INSTRUCTIONS TO FOLLOW – Restate the entries word for word, omitting nothing.

INPUT –
* START *

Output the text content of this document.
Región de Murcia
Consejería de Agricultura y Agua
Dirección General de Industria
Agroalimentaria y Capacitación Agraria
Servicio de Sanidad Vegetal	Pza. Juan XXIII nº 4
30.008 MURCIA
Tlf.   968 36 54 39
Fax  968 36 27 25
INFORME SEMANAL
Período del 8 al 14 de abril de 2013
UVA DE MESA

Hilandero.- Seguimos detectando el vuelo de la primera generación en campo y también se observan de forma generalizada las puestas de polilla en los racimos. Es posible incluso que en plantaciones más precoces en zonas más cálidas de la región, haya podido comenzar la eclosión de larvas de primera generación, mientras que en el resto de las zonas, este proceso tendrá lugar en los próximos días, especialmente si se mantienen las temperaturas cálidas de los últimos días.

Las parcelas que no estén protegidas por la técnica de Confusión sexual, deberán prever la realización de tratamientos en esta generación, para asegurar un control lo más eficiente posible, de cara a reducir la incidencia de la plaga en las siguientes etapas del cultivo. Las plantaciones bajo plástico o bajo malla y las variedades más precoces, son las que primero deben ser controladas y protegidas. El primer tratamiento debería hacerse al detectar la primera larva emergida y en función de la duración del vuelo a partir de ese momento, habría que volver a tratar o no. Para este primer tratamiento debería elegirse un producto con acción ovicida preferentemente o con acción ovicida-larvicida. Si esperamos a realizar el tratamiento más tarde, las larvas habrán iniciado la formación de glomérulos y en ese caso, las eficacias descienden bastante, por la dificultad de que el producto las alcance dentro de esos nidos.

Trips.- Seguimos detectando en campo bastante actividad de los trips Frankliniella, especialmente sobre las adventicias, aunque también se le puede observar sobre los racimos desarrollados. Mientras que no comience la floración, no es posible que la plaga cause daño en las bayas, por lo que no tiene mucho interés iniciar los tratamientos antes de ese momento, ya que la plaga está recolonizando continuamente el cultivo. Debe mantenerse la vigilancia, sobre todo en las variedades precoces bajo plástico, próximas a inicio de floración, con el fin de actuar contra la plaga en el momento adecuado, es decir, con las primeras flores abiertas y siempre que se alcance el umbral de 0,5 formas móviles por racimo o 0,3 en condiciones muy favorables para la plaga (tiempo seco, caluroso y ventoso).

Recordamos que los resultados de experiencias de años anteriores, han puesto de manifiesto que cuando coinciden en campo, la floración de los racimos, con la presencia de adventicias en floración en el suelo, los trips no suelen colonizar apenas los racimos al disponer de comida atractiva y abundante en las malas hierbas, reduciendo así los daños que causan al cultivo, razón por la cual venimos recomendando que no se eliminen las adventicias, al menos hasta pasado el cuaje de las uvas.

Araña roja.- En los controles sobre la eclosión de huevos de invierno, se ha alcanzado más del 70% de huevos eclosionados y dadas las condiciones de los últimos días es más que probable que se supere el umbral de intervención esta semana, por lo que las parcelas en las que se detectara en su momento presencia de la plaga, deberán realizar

* END *

RESPONSE –
Output the text content of this document.
Región de Murcia
Consejería de Agricultura y Agua
Dirección General de Industria
Agroalimentaria y Capacitación Agraria
Servicio de Sanidad Vegetal	Pza. Juan XXIII nº 4
30.008 MURCIA
Tlf.   968 36 54 39
Fax  968 36 27 25
INFORME SEMANAL
Período del 8 al 14 de abril de 2013
UVA DE MESA

Hilandero.- Seguimos detectando el vuelo de la primera generación en campo y también se observan de forma generalizada las puestas de polilla en los racimos. Es posible incluso que en plantaciones más precoces en zonas más cálidas de la región, haya podido comenzar la eclosión de larvas de primera generación, mientras que en el resto de las zonas, este proceso tendrá lugar en los próximos días, especialmente si se mantienen las temperaturas cálidas de los últimos días.

Las parcelas que no estén protegidas por la técnica de Confusión sexual, deberán prever la realización de tratamientos en esta generación, para asegurar un control lo más eficiente posible, de cara a reducir la incidencia de la plaga en las siguientes etapas del cultivo. Las plantaciones bajo plástico o bajo malla y las variedades más precoces, son las que primero deben ser controladas y protegidas. El primer tratamiento debería hacerse al detectar la primera larva emergida y en función de la duración del vuelo a partir de ese momento, habría que volver a tratar o no. Para este primer tratamiento debería elegirse un producto con acción ovicida preferentemente o con acción ovicida-larvicida. Si esperamos a realizar el tratamiento más tarde, las larvas habrán iniciado la formación de glomérulos y en ese caso, las eficacias descienden bastante, por la dificultad de que el producto las alcance dentro de esos nidos.

Trips.- Seguimos detectando en campo bastante actividad de los trips Frankliniella, especialmente sobre las adventicias, aunque también se le puede observar sobre los racimos desarrollados. Mientras que no comience la floración, no es posible que la plaga cause daño en las bayas, por lo que no tiene mucho interés iniciar los tratamientos antes de ese momento, ya que la plaga está recolonizando continuamente el cultivo. Debe mantenerse la vigilancia, sobre todo en las variedades precoces bajo plástico, próximas a inicio de floración, con el fin de actuar contra la plaga en el momento adecuado, es decir, con las primeras flores abiertas y siempre que se alcance el umbral de 0,5 formas móviles por racimo o 0,3 en condiciones muy favorables para la plaga (tiempo seco, caluroso y ventoso).

Recordamos que los resultados de experiencias de años anteriores, han puesto de manifiesto que cuando coinciden en campo, la floración de los racimos, con la presencia de adventicias en floración en el suelo, los trips no suelen colonizar apenas los racimos al disponer de comida atractiva y abundante en las malas hierbas, reduciendo así los daños que causan al cultivo, razón por la cual venimos recomendando que no se eliminen las adventicias, al menos hasta pasado el cuaje de las uvas.

Araña roja.- En los controles sobre la eclosión de huevos de invierno, se ha alcanzado más del 70% de huevos eclosionados y dadas las condiciones de los últimos días es más que probable que se supere el umbral de intervención esta semana, por lo que las parcelas en las que se detectara en su momento presencia de la plaga, deberán realizar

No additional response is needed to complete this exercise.